DATA SUPPLIED:
┄┄┄┄┄┄┄┄┄┄

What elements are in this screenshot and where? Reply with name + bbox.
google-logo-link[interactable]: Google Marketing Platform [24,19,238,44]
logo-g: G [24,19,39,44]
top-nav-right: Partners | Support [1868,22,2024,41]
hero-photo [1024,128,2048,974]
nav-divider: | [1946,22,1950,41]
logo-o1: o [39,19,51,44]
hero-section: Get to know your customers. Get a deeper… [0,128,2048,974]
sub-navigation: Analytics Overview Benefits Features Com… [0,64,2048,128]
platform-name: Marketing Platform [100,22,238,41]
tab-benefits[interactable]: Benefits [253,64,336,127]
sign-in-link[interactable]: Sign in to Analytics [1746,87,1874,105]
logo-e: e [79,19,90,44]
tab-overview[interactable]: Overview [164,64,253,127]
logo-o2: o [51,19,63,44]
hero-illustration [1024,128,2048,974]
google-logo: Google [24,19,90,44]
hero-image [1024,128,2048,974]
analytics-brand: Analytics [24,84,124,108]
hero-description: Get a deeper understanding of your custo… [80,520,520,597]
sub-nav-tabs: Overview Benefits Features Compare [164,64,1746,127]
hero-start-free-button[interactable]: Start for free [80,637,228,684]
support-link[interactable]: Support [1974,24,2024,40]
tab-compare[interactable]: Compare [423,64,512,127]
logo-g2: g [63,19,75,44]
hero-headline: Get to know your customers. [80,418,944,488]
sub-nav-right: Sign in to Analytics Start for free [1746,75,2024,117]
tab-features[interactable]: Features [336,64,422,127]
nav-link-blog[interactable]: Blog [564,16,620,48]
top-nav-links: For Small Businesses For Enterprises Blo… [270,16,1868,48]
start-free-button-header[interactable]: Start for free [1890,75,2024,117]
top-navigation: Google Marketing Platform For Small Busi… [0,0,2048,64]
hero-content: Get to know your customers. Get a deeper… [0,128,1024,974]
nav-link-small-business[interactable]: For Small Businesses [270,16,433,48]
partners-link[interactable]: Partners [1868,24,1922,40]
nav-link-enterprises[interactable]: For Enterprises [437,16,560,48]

┄┄┄┄┄┄┄┄┄┄

TO BE DONE: Rewrite the lines above as a JSON list of strings, one string for each line, with blank lines left out.

RESULT OF THIS EXERCISE:
[
  "What elements are in this screenshot and where? Reply with name + bbox.",
  "google-logo-link[interactable]: Google Marketing Platform [24,19,238,44]",
  "logo-g: G [24,19,39,44]",
  "top-nav-right: Partners | Support [1868,22,2024,41]",
  "hero-photo [1024,128,2048,974]",
  "nav-divider: | [1946,22,1950,41]",
  "logo-o1: o [39,19,51,44]",
  "hero-section: Get to know your customers. Get a deeper… [0,128,2048,974]",
  "sub-navigation: Analytics Overview Benefits Features Com… [0,64,2048,128]",
  "platform-name: Marketing Platform [100,22,238,41]",
  "tab-benefits[interactable]: Benefits [253,64,336,127]",
  "sign-in-link[interactable]: Sign in to Analytics [1746,87,1874,105]",
  "logo-e: e [79,19,90,44]",
  "tab-overview[interactable]: Overview [164,64,253,127]",
  "logo-o2: o [51,19,63,44]",
  "hero-illustration [1024,128,2048,974]",
  "google-logo: Google [24,19,90,44]",
  "hero-image [1024,128,2048,974]",
  "analytics-brand: Analytics [24,84,124,108]",
  "hero-description: Get a deeper understanding of your custo… [80,520,520,597]",
  "sub-nav-tabs: Overview Benefits Features Compare [164,64,1746,127]",
  "hero-start-free-button[interactable]: Start for free [80,637,228,684]",
  "support-link[interactable]: Support [1974,24,2024,40]",
  "tab-compare[interactable]: Compare [423,64,512,127]",
  "logo-g2: g [63,19,75,44]",
  "hero-headline: Get to know your customers. [80,418,944,488]",
  "sub-nav-right: Sign in to Analytics Start for free [1746,75,2024,117]",
  "tab-features[interactable]: Features [336,64,422,127]",
  "nav-link-blog[interactable]: Blog [564,16,620,48]",
  "top-nav-links: For Small Businesses For Enterprises Blo… [270,16,1868,48]",
  "start-free-button-header[interactable]: Start for free [1890,75,2024,117]",
  "top-navigation: Google Marketing Platform For Small Busi… [0,0,2048,64]",
  "hero-content: Get to know your customers. Get a deeper… [0,128,1024,974]",
  "nav-link-small-business[interactable]: For Small Businesses [270,16,433,48]",
  "partners-link[interactable]: Partners [1868,24,1922,40]",
  "nav-link-enterprises[interactable]: For Enterprises [437,16,560,48]"
]